**WHAT YOU ARE ASKED TO DO**
In the material below, find every line with "sugar" and pull it out.

**RECORD SET**
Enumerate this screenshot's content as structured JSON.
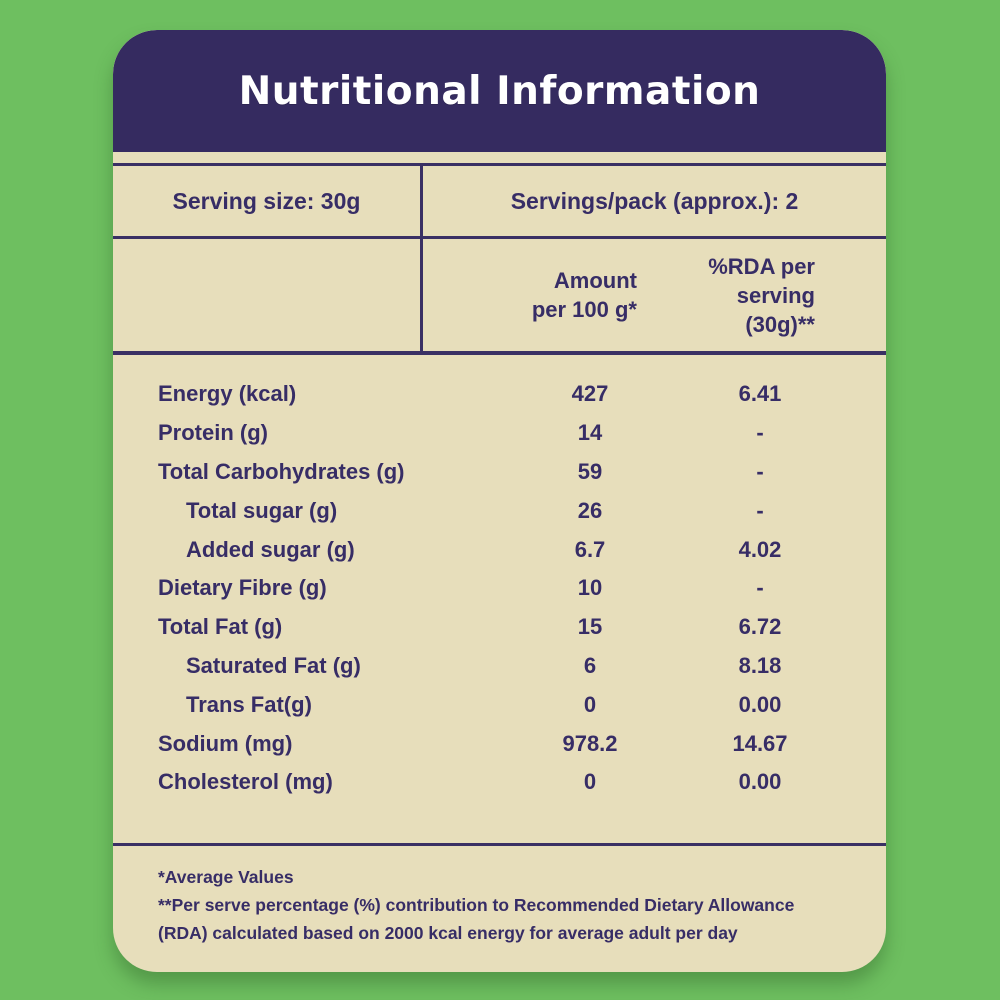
{
  "colors": {
    "background_green": "#6ebf60",
    "header_navy": "#352b60",
    "panel_cream": "#e7debb",
    "ink_navy": "#372d66"
  },
  "header": {
    "title": "Nutritional Information"
  },
  "serving_row": {
    "serving_size": "Serving size: 30g",
    "servings_per_pack": "Servings/pack (approx.): 2"
  },
  "columns": {
    "amount_lines": [
      "Amount",
      "per 100 g*"
    ],
    "rda_lines": [
      "%RDA per",
      "serving",
      "(30g)**"
    ]
  },
  "rows": [
    {
      "name": "Energy (kcal)",
      "amount": "427",
      "rda": "6.41"
    },
    {
      "name": "Protein (g)",
      "amount": "14",
      "rda": "-"
    },
    {
      "name": "Total Carbohydrates (g)",
      "amount": "59",
      "rda": "-"
    },
    {
      "name": "Total sugar (g)",
      "amount": "26",
      "rda": "-"
    },
    {
      "name": "Added sugar (g)",
      "amount": "6.7",
      "rda": "4.02"
    },
    {
      "name": "Dietary Fibre (g)",
      "amount": "10",
      "rda": "-"
    },
    {
      "name": "Total Fat (g)",
      "amount": "15",
      "rda": "6.72"
    },
    {
      "name": "Saturated Fat (g)",
      "amount": "6",
      "rda": "8.18"
    },
    {
      "name": "Trans Fat(g)",
      "amount": "0",
      "rda": "0.00"
    },
    {
      "name": "Sodium (mg)",
      "amount": "978.2",
      "rda": "14.67"
    },
    {
      "name": "Cholesterol (mg)",
      "amount": "0",
      "rda": "0.00"
    }
  ],
  "footnotes": [
    "*Average Values",
    "**Per serve percentage (%) contribution to Recommended Dietary Allowance",
    "(RDA) calculated based on 2000 kcal energy for average adult per day"
  ]
}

**TASK OUTPUT**
      "name": "Total sugar (g)",
      "name": "Added sugar (g)",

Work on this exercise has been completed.